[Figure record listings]
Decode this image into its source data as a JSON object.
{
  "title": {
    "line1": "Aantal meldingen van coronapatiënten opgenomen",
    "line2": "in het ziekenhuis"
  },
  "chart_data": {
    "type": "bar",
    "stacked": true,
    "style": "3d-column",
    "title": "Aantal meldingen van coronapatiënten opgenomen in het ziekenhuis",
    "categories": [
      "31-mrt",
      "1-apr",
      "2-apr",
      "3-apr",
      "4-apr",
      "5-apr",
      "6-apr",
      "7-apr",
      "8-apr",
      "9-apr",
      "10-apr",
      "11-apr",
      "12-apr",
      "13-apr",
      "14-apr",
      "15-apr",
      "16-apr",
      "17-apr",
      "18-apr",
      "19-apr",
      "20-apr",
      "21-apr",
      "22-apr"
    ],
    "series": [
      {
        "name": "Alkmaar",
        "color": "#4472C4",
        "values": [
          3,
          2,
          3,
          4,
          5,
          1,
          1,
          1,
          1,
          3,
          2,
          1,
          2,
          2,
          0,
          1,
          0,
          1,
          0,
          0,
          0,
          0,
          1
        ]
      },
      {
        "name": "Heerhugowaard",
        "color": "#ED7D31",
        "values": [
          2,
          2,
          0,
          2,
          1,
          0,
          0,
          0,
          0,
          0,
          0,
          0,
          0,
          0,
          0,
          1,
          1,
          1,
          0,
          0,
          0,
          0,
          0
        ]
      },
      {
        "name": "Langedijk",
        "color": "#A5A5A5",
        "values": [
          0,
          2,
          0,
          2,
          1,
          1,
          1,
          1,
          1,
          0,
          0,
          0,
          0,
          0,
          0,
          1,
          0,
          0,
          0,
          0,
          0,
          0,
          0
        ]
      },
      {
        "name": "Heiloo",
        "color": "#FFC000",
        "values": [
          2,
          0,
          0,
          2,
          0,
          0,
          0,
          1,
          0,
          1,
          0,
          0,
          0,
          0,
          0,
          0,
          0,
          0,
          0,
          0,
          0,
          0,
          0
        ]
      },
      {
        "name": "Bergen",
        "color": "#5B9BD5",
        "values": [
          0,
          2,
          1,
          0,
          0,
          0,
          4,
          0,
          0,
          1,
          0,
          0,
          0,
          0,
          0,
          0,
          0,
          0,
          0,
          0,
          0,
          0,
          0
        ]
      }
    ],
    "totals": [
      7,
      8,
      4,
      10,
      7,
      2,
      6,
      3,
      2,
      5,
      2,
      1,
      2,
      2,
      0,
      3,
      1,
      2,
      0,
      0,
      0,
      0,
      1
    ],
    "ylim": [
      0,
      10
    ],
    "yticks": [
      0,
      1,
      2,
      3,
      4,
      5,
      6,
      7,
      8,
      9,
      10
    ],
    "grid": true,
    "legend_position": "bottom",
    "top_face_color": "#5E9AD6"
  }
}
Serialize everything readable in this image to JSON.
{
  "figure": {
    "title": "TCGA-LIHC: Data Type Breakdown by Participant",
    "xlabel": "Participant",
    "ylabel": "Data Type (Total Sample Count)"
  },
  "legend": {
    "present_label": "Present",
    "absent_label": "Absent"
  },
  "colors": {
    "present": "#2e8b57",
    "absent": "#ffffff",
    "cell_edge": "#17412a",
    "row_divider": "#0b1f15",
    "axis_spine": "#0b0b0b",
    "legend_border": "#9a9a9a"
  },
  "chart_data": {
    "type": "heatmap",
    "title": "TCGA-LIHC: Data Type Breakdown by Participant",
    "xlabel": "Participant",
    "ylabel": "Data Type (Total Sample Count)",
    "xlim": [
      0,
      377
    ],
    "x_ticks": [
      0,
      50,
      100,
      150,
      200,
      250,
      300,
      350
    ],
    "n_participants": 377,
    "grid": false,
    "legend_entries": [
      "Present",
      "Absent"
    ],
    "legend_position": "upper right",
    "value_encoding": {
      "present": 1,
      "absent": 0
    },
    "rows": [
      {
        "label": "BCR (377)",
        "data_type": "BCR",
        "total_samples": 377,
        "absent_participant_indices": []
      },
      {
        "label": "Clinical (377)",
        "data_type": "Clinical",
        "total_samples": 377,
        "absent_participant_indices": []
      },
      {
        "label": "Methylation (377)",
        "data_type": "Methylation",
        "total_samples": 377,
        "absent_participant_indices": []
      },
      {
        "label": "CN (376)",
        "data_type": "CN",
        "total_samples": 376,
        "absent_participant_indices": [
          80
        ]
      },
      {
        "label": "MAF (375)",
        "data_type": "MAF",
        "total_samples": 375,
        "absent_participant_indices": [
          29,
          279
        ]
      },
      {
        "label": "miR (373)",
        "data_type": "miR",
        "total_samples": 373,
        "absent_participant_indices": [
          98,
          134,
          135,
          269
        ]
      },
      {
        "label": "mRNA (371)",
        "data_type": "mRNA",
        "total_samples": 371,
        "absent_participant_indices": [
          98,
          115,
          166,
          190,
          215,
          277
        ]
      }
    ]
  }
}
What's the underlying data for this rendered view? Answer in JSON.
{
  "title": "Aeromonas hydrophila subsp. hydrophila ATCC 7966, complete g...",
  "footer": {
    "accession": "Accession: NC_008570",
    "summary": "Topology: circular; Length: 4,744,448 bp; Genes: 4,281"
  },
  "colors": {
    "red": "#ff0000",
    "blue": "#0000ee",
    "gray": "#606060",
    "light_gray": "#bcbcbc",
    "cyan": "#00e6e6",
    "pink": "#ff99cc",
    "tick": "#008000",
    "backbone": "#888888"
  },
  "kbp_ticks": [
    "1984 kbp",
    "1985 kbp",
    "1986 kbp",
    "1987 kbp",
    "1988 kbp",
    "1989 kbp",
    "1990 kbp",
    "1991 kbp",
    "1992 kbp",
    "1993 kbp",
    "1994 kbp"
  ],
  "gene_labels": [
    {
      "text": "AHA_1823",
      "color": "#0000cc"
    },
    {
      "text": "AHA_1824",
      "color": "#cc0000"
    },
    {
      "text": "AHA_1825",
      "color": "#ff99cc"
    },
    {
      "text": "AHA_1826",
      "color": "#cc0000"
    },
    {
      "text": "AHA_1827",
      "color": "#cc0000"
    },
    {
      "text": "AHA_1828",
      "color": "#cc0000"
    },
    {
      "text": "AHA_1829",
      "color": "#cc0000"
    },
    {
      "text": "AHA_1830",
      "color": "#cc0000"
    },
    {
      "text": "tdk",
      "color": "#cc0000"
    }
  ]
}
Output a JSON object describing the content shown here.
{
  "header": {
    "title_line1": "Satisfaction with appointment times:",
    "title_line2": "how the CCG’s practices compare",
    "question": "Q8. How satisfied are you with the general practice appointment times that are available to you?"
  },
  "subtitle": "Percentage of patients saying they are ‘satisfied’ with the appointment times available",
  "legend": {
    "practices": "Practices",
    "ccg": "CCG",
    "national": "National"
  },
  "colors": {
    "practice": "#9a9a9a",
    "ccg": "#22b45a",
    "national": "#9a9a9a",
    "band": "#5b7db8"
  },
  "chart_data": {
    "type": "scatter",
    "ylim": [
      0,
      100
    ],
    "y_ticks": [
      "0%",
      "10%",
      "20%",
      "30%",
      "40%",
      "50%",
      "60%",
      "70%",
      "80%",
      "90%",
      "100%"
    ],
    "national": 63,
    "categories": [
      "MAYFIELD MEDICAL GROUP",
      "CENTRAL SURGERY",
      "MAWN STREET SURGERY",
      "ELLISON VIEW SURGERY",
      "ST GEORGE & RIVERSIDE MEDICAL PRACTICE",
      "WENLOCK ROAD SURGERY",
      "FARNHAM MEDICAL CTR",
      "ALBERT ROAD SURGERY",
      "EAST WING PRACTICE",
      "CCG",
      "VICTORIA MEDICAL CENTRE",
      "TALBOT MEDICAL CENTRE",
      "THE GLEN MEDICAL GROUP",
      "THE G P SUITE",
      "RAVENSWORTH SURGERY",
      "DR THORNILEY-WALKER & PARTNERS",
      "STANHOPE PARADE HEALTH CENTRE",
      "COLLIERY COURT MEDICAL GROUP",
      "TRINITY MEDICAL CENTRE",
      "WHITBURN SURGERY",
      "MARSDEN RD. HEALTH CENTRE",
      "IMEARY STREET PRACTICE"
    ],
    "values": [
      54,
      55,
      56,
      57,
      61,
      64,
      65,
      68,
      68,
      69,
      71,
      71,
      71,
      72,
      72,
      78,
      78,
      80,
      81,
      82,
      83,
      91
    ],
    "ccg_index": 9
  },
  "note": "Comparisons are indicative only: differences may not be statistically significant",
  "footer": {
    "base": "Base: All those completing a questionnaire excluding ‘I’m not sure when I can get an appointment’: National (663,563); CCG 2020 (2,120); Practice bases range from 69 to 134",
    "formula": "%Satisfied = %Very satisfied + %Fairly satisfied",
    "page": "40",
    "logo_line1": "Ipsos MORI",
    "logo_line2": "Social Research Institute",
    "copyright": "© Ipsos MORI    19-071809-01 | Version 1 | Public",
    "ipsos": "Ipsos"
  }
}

WORK TASK = If a line in the records above contains "satisfied", copy that line.

EXERCISE ANSWER =
    "question": "Q8. How satisfied are you with the general practice appointment times that are available to you?"
  "subtitle": "Percentage of patients saying they are ‘satisfied’ with the appointment times available",
    "formula": "%Satisfied = %Very satisfied + %Fairly satisfied",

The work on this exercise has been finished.